### TASK PROMPT:
Retype the listing below word for word, starting at the line that contains "Output each element" and ending at the line that contains "nationality-bar (96, 792, 158, 849)", with both of those lines included. Omit the pictures from your copy.

### GIVEN INFORMATION:
----------

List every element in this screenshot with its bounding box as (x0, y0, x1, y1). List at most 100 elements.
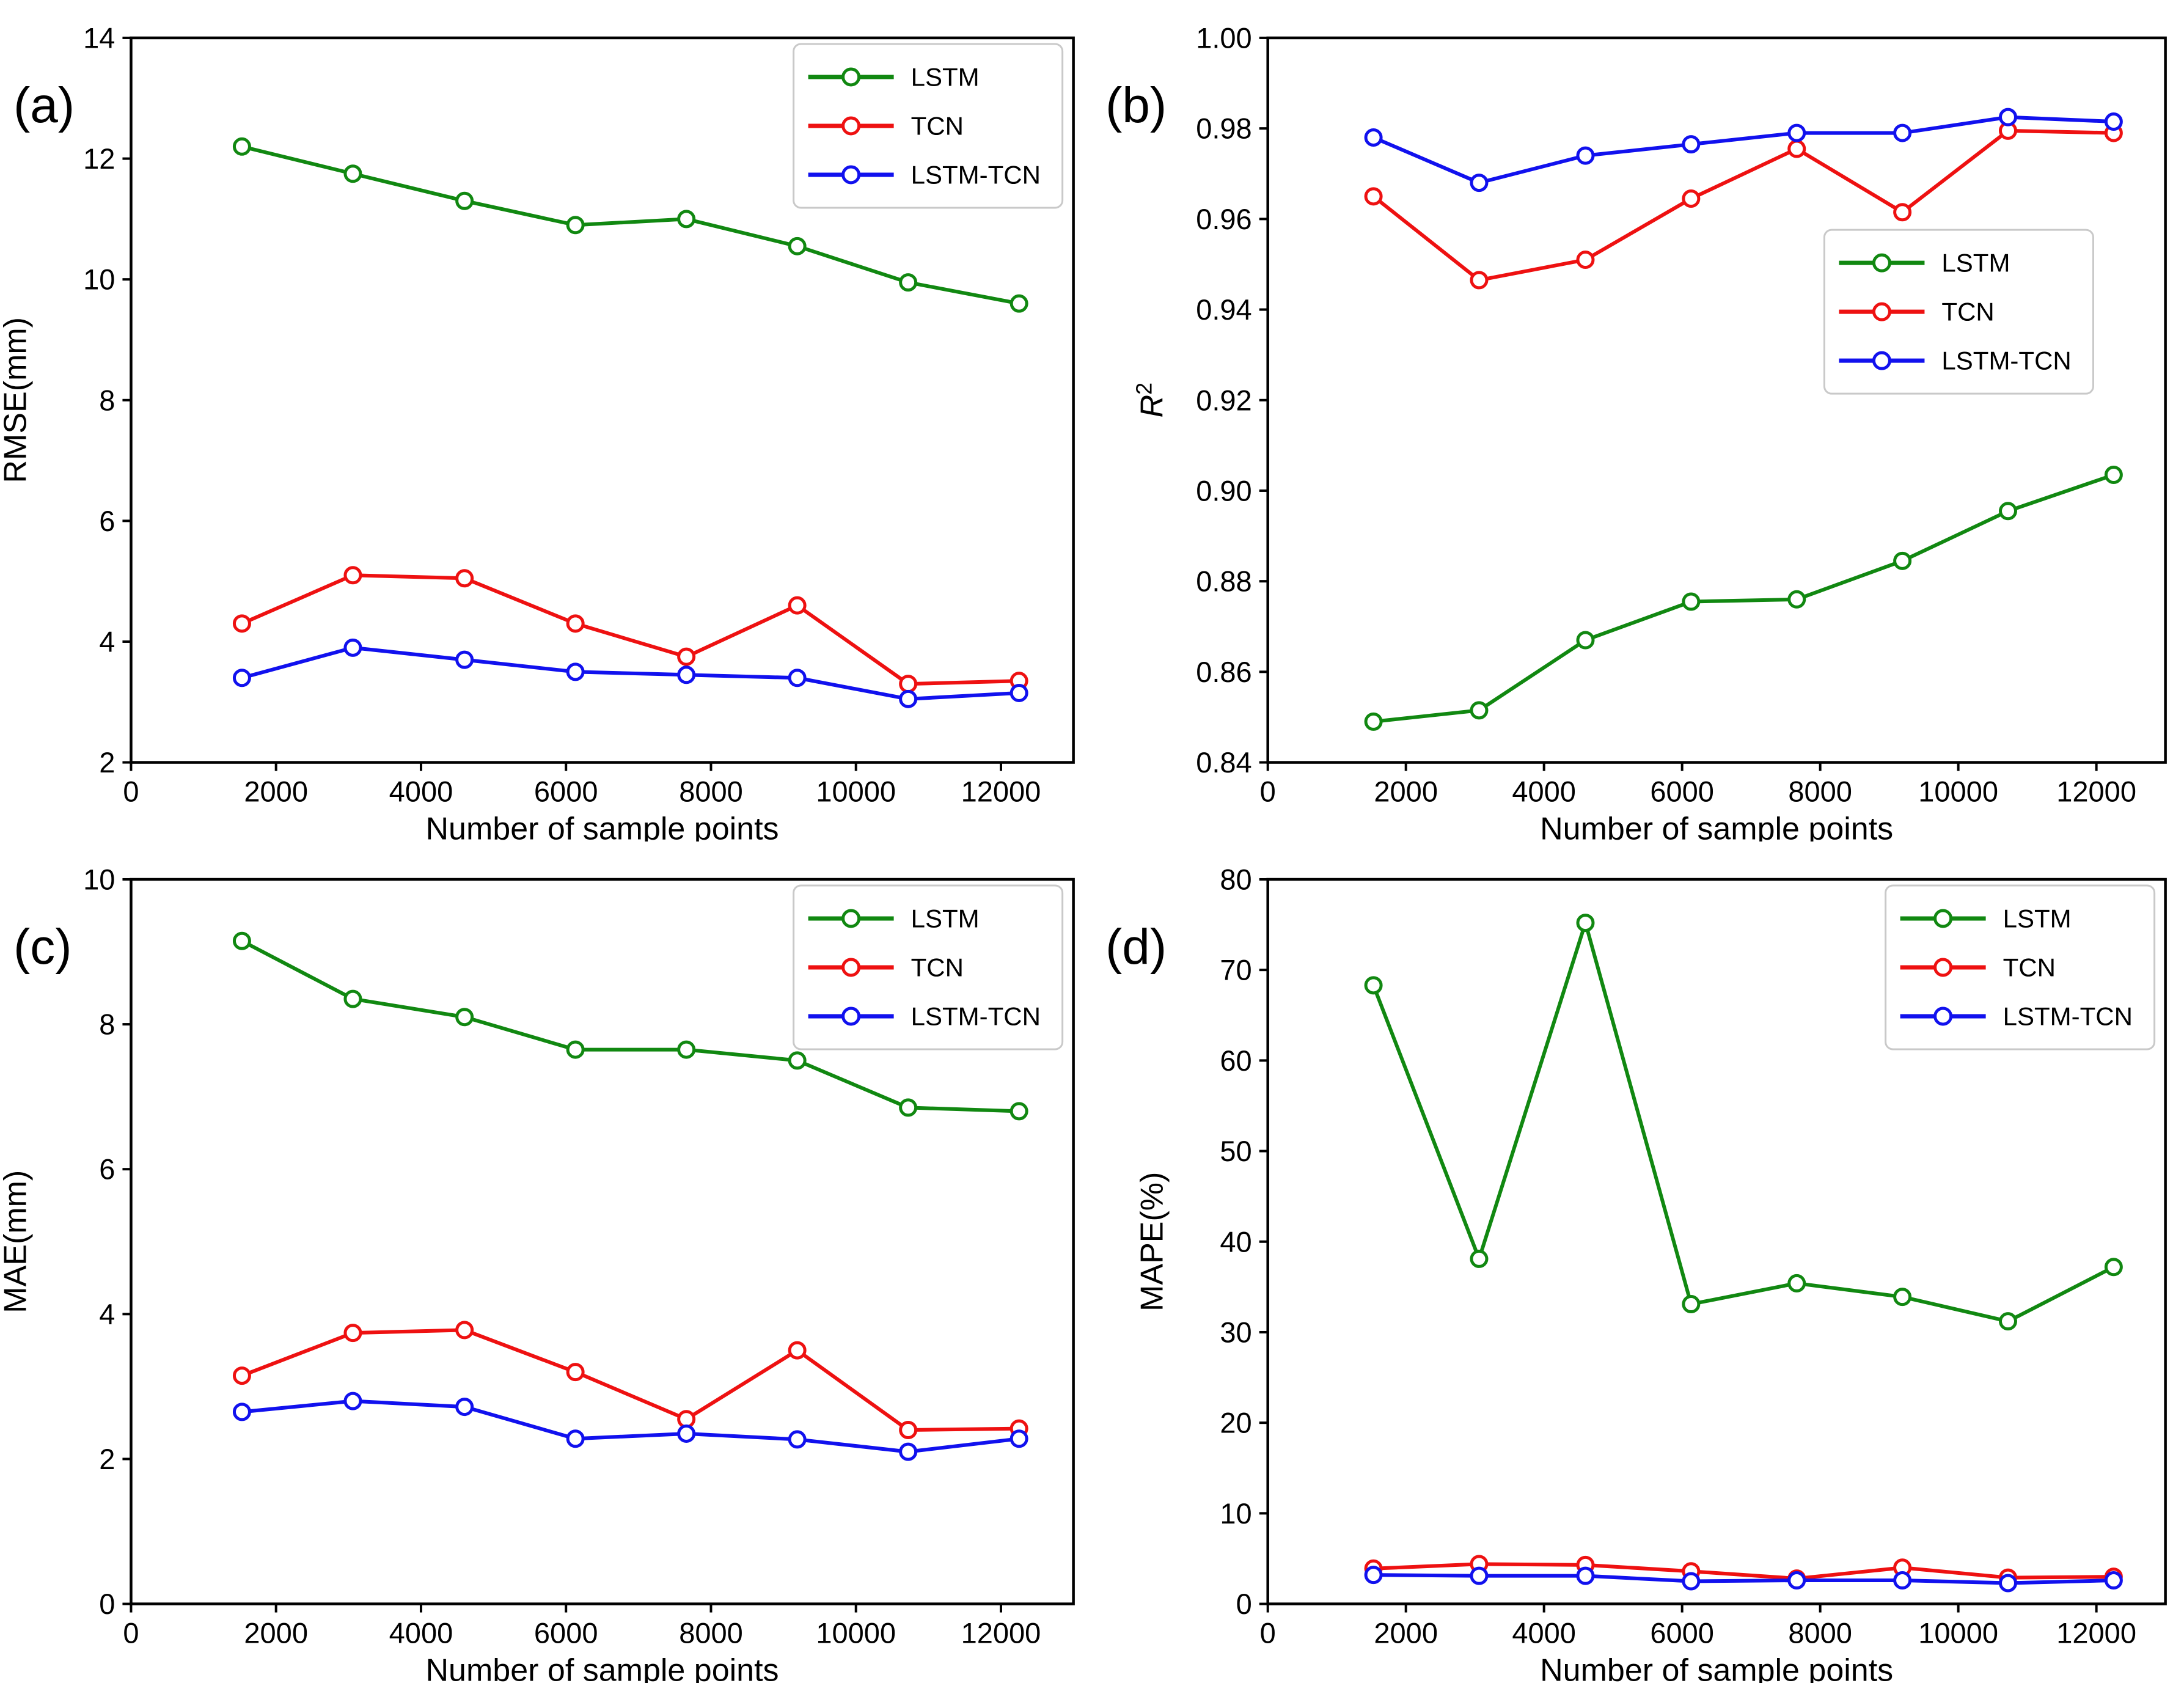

----------

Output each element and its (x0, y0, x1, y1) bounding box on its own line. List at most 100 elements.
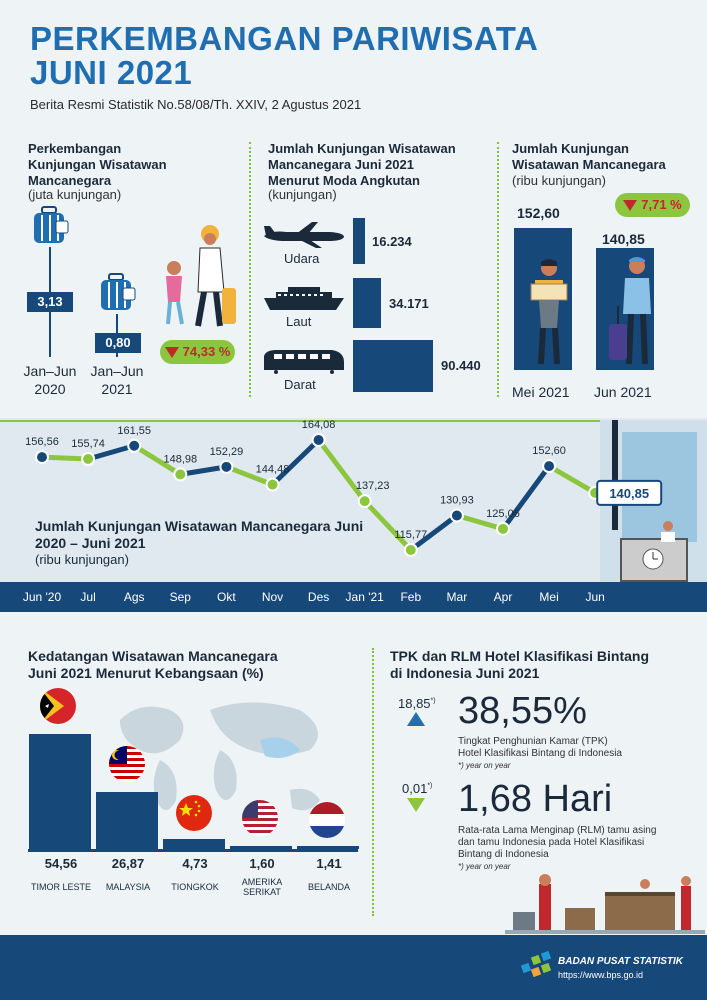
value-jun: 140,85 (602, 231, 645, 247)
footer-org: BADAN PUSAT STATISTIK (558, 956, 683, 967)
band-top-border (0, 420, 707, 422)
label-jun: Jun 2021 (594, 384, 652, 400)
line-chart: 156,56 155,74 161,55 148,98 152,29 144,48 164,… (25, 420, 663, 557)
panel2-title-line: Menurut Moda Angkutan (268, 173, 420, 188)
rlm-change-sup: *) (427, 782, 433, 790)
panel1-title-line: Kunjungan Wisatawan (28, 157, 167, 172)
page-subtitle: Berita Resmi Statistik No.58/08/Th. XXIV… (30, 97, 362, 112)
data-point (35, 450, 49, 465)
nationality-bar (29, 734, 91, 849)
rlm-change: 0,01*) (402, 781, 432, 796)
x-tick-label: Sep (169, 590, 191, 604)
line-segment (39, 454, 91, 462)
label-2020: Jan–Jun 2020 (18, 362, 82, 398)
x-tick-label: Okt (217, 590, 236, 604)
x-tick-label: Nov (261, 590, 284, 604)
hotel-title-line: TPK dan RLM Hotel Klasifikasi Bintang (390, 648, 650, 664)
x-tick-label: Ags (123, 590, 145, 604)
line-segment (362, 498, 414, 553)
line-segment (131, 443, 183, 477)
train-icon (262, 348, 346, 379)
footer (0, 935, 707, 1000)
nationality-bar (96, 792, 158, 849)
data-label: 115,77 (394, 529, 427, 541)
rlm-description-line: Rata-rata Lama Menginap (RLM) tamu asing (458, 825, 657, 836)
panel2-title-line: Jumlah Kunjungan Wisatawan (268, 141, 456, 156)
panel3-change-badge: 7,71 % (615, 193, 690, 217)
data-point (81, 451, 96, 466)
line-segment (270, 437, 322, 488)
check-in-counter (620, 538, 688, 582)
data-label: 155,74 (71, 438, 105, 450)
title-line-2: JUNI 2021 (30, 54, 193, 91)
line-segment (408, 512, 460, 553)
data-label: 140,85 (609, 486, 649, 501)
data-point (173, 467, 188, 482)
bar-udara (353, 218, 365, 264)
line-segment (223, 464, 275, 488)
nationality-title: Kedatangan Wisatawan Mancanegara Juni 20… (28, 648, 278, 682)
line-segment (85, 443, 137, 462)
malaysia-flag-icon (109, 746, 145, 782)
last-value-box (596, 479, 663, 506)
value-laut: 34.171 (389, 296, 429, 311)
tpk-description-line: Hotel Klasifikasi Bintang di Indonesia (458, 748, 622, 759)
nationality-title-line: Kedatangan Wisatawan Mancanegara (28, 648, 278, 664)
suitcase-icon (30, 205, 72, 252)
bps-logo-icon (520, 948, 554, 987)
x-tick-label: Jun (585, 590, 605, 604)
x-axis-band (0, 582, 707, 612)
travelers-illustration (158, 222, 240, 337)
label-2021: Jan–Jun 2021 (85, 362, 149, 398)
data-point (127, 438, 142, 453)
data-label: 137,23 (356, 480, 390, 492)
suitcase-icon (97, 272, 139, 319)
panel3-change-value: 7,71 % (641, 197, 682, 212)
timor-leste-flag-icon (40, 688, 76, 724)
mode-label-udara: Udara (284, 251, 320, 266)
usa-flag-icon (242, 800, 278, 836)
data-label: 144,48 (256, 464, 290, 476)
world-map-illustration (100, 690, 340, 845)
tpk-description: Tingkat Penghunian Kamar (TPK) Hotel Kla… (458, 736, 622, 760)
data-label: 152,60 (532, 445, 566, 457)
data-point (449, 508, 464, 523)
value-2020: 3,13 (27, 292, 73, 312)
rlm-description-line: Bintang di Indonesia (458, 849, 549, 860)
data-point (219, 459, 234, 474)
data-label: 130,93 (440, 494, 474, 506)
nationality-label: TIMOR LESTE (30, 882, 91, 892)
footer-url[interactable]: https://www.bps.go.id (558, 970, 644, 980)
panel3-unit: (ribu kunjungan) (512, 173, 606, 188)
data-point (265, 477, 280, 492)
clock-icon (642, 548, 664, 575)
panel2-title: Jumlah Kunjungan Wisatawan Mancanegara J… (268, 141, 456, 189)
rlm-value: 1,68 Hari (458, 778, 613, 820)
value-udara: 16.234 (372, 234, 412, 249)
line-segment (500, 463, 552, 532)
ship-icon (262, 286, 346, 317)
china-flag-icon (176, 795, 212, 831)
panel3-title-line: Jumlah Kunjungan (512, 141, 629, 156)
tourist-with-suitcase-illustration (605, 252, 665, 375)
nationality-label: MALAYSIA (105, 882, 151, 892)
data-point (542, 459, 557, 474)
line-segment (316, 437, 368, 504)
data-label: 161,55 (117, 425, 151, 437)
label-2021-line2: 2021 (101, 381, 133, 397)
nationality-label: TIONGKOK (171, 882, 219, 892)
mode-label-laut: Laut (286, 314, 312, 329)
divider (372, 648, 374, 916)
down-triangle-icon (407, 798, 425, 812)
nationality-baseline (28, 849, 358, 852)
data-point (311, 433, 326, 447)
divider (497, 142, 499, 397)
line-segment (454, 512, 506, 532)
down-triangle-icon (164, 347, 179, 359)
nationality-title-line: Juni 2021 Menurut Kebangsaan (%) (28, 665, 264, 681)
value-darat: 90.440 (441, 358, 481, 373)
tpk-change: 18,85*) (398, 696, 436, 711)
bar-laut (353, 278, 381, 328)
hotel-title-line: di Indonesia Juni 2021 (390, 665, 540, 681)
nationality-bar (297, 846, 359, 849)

----------

### RESPONSE:
Output each element and its (x0, y0, x1, y1) bounding box on its own line. List at most 100 elements.
value-jun: 140,85 (602, 231, 645, 247)
footer-org: BADAN PUSAT STATISTIK (558, 956, 683, 967)
band-top-border (0, 420, 707, 422)
label-jun: Jun 2021 (594, 384, 652, 400)
line-chart: 156,56 155,74 161,55 148,98 152,29 144,48 164,… (25, 420, 663, 557)
panel2-title-line: Menurut Moda Angkutan (268, 173, 420, 188)
rlm-change-sup: *) (427, 782, 433, 790)
panel1-title-line: Kunjungan Wisatawan (28, 157, 167, 172)
page-subtitle: Berita Resmi Statistik No.58/08/Th. XXIV… (30, 97, 362, 112)
data-point (35, 450, 49, 465)
nationality-bar (29, 734, 91, 849)
rlm-change: 0,01*) (402, 781, 432, 796)
x-tick-label: Sep (169, 590, 191, 604)
line-segment (39, 454, 91, 462)
label-2020: Jan–Jun 2020 (18, 362, 82, 398)
x-tick-label: Okt (217, 590, 236, 604)
x-tick-label: Nov (261, 590, 284, 604)
hotel-title-line: TPK dan RLM Hotel Klasifikasi Bintang (390, 648, 650, 664)
x-tick-label: Ags (123, 590, 145, 604)
line-segment (362, 498, 414, 553)
line-segment (131, 443, 183, 477)
train-icon (262, 348, 346, 379)
footer (0, 935, 707, 1000)
nationality-bar (96, 792, 158, 849)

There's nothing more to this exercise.